▶ RECORDS PROVIDED:

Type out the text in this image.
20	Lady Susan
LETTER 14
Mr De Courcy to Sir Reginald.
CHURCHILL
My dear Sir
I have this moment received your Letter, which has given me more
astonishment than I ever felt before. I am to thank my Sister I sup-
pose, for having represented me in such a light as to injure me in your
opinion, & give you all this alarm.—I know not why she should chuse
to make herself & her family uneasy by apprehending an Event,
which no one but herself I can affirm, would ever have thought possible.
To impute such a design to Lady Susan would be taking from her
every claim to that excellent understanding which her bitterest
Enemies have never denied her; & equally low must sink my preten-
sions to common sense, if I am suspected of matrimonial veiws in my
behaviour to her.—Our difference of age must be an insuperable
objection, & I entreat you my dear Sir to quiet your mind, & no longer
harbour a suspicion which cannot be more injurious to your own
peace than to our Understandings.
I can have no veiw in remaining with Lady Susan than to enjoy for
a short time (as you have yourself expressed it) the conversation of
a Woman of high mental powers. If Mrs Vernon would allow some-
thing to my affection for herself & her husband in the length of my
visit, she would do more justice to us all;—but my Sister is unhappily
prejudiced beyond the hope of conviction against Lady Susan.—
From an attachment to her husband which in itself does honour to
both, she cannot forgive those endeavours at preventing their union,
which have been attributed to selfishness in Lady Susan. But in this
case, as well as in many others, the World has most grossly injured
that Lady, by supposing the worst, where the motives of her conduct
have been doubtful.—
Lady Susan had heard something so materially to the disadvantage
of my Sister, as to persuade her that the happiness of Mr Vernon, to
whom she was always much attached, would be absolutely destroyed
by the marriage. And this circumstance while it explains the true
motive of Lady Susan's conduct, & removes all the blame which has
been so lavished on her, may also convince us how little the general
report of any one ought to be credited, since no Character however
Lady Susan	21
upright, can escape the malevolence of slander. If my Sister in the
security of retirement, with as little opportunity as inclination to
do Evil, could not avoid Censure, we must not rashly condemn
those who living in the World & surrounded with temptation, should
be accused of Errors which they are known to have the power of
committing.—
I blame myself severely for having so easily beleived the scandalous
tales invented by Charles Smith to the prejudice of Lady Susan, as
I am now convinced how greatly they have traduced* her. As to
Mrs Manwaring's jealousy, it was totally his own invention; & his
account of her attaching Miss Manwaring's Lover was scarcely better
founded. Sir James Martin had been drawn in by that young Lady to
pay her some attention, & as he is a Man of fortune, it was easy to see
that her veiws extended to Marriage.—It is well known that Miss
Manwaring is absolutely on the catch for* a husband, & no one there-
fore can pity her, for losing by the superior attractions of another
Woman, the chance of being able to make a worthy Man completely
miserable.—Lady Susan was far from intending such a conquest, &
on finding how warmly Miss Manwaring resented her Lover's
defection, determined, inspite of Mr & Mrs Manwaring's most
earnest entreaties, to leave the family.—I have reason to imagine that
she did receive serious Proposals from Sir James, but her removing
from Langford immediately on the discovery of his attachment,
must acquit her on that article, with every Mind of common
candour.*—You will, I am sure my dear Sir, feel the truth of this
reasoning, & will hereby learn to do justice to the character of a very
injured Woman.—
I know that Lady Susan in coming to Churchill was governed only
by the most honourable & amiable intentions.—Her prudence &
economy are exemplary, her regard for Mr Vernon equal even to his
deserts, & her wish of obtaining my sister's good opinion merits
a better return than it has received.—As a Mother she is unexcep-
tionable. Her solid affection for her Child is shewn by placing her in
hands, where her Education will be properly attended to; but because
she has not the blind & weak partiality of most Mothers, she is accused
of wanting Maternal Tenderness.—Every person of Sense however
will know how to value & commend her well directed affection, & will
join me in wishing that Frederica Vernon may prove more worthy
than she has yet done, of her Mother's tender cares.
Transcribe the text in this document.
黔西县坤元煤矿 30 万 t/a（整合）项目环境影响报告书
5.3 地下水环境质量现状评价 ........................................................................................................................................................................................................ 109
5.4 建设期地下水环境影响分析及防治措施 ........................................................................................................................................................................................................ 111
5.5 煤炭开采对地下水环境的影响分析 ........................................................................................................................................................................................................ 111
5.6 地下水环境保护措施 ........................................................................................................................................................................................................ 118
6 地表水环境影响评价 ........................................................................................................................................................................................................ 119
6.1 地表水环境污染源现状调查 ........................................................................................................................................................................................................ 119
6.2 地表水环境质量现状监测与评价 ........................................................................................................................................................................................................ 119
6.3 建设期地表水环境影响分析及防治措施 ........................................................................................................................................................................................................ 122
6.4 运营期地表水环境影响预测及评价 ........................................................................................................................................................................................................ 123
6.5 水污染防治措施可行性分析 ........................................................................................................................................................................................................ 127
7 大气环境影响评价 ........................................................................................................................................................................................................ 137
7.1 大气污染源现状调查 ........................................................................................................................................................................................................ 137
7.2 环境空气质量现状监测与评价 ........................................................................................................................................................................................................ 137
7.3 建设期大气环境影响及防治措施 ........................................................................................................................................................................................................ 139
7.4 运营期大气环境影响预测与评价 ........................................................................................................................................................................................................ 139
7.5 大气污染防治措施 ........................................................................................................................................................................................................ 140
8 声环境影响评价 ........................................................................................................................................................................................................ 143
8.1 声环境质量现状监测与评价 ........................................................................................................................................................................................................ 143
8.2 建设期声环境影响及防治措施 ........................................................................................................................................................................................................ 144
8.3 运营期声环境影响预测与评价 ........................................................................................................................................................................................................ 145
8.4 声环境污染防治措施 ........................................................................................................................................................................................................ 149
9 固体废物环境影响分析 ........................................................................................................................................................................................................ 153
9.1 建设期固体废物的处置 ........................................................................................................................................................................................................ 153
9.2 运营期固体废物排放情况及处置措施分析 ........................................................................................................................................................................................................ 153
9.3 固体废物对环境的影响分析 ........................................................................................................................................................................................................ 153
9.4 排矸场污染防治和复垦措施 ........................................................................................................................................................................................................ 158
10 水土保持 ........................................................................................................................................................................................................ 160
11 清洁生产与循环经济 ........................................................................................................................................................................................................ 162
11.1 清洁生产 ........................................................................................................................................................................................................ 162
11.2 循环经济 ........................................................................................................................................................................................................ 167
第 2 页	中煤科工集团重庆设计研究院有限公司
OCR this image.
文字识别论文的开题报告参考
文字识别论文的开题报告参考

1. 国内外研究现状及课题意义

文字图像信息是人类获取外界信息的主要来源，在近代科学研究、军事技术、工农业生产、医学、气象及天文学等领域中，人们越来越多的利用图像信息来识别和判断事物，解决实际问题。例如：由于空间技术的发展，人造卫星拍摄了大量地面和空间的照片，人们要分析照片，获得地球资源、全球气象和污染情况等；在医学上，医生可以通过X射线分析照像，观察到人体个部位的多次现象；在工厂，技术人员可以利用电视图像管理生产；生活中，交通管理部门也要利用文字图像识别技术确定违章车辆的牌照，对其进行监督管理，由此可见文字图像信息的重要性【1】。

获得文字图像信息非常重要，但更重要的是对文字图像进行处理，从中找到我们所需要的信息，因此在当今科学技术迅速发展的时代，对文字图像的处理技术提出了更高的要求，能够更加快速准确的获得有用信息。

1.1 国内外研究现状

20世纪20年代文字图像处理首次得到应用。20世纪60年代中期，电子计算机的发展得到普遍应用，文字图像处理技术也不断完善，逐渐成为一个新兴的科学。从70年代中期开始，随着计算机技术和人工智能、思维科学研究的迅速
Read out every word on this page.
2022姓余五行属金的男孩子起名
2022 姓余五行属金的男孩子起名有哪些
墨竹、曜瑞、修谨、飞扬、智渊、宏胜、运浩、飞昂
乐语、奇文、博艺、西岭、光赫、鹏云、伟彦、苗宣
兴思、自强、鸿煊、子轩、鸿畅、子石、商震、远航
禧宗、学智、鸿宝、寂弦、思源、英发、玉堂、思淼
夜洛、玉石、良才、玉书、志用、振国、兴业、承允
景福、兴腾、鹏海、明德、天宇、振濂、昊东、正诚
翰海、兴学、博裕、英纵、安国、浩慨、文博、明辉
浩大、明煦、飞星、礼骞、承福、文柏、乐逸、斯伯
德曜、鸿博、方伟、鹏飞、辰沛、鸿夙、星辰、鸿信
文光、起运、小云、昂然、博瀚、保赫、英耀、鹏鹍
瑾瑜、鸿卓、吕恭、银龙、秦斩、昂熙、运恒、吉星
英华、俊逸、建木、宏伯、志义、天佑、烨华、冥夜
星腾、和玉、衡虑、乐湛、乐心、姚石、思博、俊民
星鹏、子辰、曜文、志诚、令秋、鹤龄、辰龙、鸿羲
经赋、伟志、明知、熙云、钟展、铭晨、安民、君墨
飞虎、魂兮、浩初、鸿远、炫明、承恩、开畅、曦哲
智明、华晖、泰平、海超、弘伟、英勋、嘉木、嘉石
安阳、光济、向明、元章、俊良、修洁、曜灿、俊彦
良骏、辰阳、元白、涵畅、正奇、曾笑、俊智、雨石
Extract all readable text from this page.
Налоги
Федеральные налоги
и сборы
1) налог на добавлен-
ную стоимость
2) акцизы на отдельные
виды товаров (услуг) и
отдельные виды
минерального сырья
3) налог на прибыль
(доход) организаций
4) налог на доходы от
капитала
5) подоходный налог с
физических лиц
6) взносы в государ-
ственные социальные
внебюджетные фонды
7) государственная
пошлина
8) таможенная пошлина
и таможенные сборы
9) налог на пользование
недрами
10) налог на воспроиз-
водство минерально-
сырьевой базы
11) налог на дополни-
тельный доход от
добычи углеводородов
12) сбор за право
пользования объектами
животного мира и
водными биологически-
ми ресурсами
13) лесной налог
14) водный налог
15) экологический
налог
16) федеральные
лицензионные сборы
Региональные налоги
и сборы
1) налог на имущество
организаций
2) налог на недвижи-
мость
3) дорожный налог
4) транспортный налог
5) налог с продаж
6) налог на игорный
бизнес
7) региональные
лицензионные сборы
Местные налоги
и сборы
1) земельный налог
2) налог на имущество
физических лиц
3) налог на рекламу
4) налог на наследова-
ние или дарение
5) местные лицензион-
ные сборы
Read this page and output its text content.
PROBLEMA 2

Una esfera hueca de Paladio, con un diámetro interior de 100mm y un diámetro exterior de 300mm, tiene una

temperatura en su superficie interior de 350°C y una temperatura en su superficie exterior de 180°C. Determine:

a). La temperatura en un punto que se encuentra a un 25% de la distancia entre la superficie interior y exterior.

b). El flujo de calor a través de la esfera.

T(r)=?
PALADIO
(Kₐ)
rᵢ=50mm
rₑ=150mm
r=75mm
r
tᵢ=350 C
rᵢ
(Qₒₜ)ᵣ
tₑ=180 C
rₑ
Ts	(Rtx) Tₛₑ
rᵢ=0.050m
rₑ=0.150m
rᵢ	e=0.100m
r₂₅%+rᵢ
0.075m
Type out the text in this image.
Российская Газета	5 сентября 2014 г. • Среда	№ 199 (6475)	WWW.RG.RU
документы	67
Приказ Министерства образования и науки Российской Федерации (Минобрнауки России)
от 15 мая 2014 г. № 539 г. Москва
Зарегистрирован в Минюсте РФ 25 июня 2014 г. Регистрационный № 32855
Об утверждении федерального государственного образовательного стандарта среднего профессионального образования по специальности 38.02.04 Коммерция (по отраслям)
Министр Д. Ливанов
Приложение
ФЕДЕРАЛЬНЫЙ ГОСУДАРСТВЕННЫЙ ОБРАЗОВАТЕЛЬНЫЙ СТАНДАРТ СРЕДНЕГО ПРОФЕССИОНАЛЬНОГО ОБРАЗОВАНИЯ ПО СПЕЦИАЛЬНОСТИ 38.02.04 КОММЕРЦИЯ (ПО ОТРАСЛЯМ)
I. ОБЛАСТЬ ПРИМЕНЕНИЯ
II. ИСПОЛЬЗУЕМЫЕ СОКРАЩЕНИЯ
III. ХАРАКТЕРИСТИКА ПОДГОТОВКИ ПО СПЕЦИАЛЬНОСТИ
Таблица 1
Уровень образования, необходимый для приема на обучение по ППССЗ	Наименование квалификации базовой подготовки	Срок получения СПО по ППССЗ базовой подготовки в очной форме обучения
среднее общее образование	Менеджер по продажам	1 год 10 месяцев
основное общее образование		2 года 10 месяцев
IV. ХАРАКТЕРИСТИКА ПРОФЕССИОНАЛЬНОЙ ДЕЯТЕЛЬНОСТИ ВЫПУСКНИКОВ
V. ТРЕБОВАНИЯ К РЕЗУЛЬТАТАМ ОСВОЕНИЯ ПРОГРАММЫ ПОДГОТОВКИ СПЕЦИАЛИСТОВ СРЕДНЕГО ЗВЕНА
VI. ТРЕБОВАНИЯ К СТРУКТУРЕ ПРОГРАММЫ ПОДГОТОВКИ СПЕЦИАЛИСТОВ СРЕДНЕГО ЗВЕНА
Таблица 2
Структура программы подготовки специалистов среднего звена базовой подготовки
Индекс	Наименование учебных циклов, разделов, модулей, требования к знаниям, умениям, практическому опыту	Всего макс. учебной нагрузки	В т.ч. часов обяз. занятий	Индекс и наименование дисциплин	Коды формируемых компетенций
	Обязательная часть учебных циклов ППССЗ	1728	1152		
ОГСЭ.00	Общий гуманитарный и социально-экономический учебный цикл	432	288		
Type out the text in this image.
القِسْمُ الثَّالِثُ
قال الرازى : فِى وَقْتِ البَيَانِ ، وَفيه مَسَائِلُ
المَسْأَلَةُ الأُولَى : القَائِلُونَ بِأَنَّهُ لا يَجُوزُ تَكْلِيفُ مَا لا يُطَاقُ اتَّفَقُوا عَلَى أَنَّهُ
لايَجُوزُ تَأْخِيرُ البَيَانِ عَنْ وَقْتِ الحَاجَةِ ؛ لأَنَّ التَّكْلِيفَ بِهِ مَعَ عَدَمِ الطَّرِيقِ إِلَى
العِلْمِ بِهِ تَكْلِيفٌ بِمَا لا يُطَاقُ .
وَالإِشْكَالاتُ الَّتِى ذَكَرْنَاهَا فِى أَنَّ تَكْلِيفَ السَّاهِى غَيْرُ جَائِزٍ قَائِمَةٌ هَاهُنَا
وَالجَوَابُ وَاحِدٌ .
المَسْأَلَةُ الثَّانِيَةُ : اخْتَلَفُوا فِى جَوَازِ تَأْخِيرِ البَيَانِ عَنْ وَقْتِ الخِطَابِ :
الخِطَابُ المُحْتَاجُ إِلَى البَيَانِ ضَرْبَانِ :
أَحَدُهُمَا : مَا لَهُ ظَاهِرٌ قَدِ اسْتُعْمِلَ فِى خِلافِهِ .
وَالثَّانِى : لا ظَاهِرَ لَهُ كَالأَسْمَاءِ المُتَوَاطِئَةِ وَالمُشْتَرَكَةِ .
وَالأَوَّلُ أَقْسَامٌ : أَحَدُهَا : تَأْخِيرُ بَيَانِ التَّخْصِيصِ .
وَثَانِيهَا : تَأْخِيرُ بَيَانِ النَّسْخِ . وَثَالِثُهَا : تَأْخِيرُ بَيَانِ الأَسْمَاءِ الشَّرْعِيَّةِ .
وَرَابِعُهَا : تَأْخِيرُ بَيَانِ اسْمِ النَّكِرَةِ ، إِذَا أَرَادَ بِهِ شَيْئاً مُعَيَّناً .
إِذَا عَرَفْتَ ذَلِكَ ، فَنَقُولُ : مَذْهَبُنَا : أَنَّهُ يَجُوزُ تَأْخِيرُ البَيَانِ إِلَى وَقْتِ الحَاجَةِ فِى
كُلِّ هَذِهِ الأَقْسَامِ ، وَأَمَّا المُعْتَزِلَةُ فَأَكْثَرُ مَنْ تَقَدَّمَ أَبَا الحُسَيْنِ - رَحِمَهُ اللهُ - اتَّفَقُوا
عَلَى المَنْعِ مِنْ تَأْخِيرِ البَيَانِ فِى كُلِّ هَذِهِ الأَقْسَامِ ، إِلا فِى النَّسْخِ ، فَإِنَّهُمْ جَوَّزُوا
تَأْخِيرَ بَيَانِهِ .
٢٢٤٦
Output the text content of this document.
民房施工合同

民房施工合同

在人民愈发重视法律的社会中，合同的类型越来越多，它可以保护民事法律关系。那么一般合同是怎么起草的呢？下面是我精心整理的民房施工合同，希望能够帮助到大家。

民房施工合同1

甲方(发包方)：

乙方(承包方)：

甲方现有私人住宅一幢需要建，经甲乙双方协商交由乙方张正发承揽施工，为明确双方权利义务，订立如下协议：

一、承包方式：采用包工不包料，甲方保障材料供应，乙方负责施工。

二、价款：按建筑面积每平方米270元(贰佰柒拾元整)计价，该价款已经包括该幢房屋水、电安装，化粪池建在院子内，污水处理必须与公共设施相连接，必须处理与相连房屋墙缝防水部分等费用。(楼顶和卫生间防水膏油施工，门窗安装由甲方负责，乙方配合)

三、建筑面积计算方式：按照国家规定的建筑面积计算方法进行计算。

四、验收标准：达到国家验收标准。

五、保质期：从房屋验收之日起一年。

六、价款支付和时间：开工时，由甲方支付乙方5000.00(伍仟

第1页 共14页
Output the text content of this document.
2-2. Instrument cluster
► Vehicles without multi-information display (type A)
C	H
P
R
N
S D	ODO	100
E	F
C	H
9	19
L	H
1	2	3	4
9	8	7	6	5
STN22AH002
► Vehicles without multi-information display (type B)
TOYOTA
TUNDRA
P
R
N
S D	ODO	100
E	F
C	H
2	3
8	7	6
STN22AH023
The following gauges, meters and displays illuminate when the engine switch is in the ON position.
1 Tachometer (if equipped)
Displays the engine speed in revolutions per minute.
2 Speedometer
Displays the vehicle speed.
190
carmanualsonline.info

▶ EXERCISE OBJECTIVE:
Each line holding the word "accused" counts once; report the total and nothing else.

▶ ANSWER FOR THE TASK:
2